Rewrite the records below, changing every "andersson-point" to "calphad-point" and leaving everything else the same.

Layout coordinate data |
# # # #

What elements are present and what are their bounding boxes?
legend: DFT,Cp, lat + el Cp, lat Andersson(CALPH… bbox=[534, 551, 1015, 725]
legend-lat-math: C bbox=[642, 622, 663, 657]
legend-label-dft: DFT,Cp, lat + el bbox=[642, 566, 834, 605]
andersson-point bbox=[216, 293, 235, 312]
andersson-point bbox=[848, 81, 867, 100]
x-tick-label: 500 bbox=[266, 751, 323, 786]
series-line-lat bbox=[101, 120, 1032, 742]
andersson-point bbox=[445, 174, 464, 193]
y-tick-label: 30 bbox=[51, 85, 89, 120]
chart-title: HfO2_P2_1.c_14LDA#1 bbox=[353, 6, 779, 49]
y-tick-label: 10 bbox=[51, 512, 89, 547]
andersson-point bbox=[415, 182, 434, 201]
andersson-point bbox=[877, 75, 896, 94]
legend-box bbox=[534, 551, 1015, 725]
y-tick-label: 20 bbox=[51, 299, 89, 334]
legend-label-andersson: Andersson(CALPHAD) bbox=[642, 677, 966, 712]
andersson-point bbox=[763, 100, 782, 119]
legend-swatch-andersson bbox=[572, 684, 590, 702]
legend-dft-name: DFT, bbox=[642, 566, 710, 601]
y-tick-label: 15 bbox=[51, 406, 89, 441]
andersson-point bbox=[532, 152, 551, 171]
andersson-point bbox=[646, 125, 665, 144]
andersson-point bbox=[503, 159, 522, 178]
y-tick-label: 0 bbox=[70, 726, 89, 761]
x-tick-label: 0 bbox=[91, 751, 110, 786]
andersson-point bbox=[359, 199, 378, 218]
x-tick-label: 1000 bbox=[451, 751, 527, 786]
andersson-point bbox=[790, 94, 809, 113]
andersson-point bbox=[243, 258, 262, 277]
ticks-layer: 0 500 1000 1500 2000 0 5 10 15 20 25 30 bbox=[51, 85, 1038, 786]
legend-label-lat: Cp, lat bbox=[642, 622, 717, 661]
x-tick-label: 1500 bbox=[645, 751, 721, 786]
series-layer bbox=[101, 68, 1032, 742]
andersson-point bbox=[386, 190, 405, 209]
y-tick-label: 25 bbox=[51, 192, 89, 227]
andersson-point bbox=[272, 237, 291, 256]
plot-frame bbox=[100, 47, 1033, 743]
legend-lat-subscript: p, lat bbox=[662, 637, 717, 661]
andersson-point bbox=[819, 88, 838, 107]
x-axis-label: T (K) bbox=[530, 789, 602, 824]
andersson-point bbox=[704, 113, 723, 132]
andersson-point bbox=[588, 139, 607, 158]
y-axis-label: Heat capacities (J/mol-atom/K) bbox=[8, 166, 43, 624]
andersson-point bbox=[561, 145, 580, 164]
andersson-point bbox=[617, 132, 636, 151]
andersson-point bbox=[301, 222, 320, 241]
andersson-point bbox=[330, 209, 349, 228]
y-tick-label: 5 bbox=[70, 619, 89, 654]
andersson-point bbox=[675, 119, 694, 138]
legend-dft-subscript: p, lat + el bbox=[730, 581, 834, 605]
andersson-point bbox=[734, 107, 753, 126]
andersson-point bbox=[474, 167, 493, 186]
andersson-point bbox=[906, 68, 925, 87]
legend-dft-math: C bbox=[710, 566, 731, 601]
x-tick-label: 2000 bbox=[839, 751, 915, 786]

# # # #

Output of the exercise |
What elements are present and what are their bounding boxes?
legend: DFT,Cp, lat + el Cp, lat Andersson(CALPH… bbox=[534, 551, 1015, 725]
legend-lat-math: C bbox=[642, 622, 663, 657]
legend-label-dft: DFT,Cp, lat + el bbox=[642, 566, 834, 605]
calphad-point bbox=[216, 293, 235, 312]
calphad-point bbox=[848, 81, 867, 100]
x-tick-label: 500 bbox=[266, 751, 323, 786]
series-line-lat bbox=[101, 120, 1032, 742]
calphad-point bbox=[445, 174, 464, 193]
y-tick-label: 30 bbox=[51, 85, 89, 120]
chart-title: HfO2_P2_1.c_14LDA#1 bbox=[353, 6, 779, 49]
y-tick-label: 10 bbox=[51, 512, 89, 547]
calphad-point bbox=[415, 182, 434, 201]
calphad-point bbox=[877, 75, 896, 94]
legend-box bbox=[534, 551, 1015, 725]
y-tick-label: 20 bbox=[51, 299, 89, 334]
legend-label-andersson: Andersson(CALPHAD) bbox=[642, 677, 966, 712]
calphad-point bbox=[763, 100, 782, 119]
legend-swatch-andersson bbox=[572, 684, 590, 702]
legend-dft-name: DFT, bbox=[642, 566, 710, 601]
y-tick-label: 15 bbox=[51, 406, 89, 441]
calphad-point bbox=[532, 152, 551, 171]
calphad-point bbox=[646, 125, 665, 144]
calphad-point bbox=[503, 159, 522, 178]
y-tick-label: 0 bbox=[70, 726, 89, 761]
x-tick-label: 0 bbox=[91, 751, 110, 786]
calphad-point bbox=[359, 199, 378, 218]
x-tick-label: 1000 bbox=[451, 751, 527, 786]
calphad-point bbox=[790, 94, 809, 113]
calphad-point bbox=[243, 258, 262, 277]
ticks-layer: 0 500 1000 1500 2000 0 5 10 15 20 25 30 bbox=[51, 85, 1038, 786]
legend-label-lat: Cp, lat bbox=[642, 622, 717, 661]
x-tick-label: 1500 bbox=[645, 751, 721, 786]
series-layer bbox=[101, 68, 1032, 742]
calphad-point bbox=[386, 190, 405, 209]
y-tick-label: 25 bbox=[51, 192, 89, 227]
calphad-point bbox=[272, 237, 291, 256]
plot-frame bbox=[100, 47, 1033, 743]
legend-lat-subscript: p, lat bbox=[662, 637, 717, 661]
calphad-point bbox=[819, 88, 838, 107]
x-axis-label: T (K) bbox=[530, 789, 602, 824]
calphad-point bbox=[704, 113, 723, 132]
calphad-point bbox=[588, 139, 607, 158]
y-axis-label: Heat capacities (J/mol-atom/K) bbox=[8, 166, 43, 624]
calphad-point bbox=[561, 145, 580, 164]
calphad-point bbox=[617, 132, 636, 151]
calphad-point bbox=[301, 222, 320, 241]
calphad-point bbox=[330, 209, 349, 228]
y-tick-label: 5 bbox=[70, 619, 89, 654]
calphad-point bbox=[675, 119, 694, 138]
legend-dft-subscript: p, lat + el bbox=[730, 581, 834, 605]
calphad-point bbox=[734, 107, 753, 126]
calphad-point bbox=[474, 167, 493, 186]
calphad-point bbox=[906, 68, 925, 87]
legend-dft-math: C bbox=[710, 566, 731, 601]
x-tick-label: 2000 bbox=[839, 751, 915, 786]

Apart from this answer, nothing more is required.